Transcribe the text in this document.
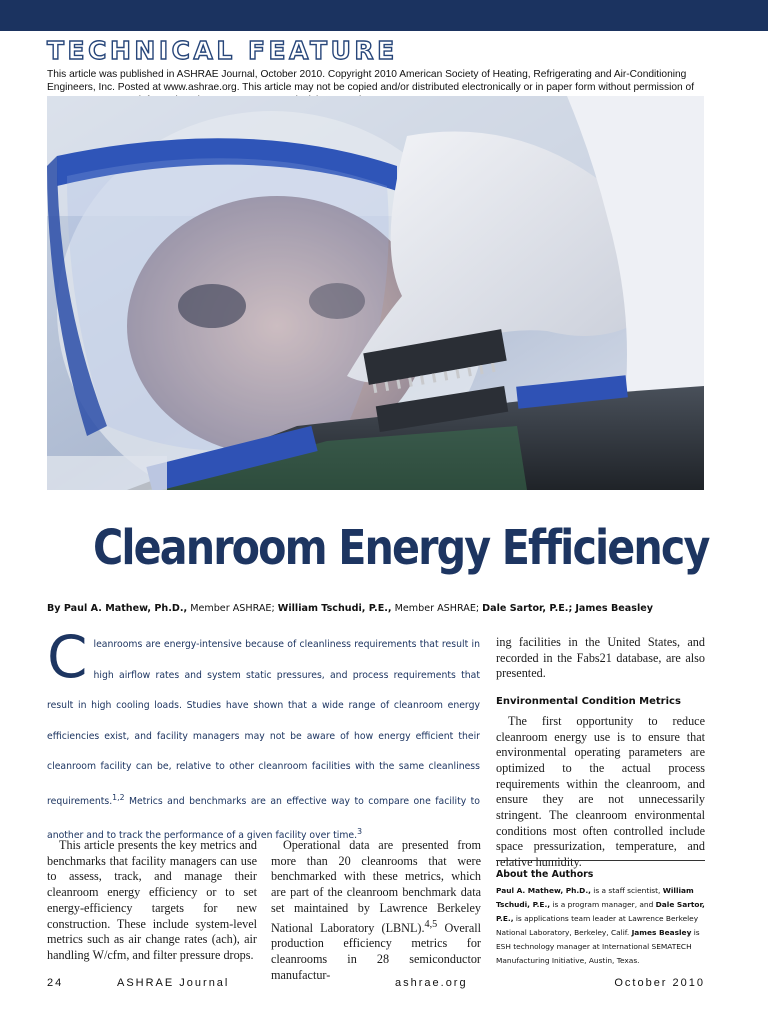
TECHNICAL FEATURE
This article was published in ASHRAE Journal, October 2010. Copyright 2010 American Society of Heating, Refrigerating and Air-Conditioning Engineers, Inc. Posted at www.ashrae.org. This article may not be copied and/or distributed electronically or in paper form without permission of
Cleanroom Energy Efficiency
By Paul A. Mathew, Ph.D., Member ASHRAE; William Tschudi, P.E., Member ASHRAE; Dale Sartor, P.E.; James Beasley
Cleanrooms are energy-intensive because of cleanliness requirements that result in high airflow rates and system static pressures, and process requirements that result in high cooling loads. Studies have shown that a wide range of cleanroom energy efficiencies exist, and facility managers may not be aware of how energy efficient their cleanroom facility can be, relative to other cleanroom facilities with the same cleanliness requirements.$^{1,2}$ Metrics and benchmarks are an effective way to compare one facility to another and to track the performance of a given facility over time.$^3$

This article presents the key metrics and benchmarks that facility managers can use to assess, track, and manage their cleanroom energy efficiency or to set energy-efficiency targets for new construction. These include system-level metrics such as air change rates (ach), air handling W/cfm, and filter pressure drops.

Operational data are presented from more than 20 cleanrooms that were benchmarked with these metrics, which are part of the cleanroom benchmark data set maintained by Lawrence Berkeley National Laboratory (LBNL).$^{4,5}$ Overall production efficiency metrics for cleanrooms in 28 semiconductor manufactur-

ing facilities in the United States, and recorded in the Fabs21 database, are also presented.

Environmental Condition Metrics

The first opportunity to reduce cleanroom energy use is to ensure that environmental operating parameters are optimized to the actual process requirements within the cleanroom, and ensure they are not unnecessarily stringent. The cleanroom environmental conditions most often controlled include space pressurization, temperature, and relative humidity.

About the Authors
Paul A. Mathew, Ph.D., is a staff scientist, William Tschudi, P.E., is a program manager, and Dale Sartor, P.E., is applications team leader at Lawrence Berkeley National Laboratory, Berkeley, Calif. James Beasley is ESH technology manager at International SEMATECH Manufacturing Initiative, Austin, Texas.
24	ASHRAE Journal	ashrae.org	October 2010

-.-.-

WHAT THIS TASK INVOLVES: Gather every line containing the word "William" and copy it.

RESULT OF THE TASK:
By Paul A. Mathew, Ph.D., Member ASHRAE; William Tschudi, P.E., Member ASHRAE; Dale Sartor, P.E.; James Beasley
Paul A. Mathew, Ph.D., is a staff scientist, William Tschudi, P.E., is a program manager, and Dale Sartor, P.E., is applications team leader at Lawrence Berkeley National Laboratory, Berkeley, Calif. James Beasley is ESH technology manager at International SEMATECH Manufacturing Initiative, Austin, Texas.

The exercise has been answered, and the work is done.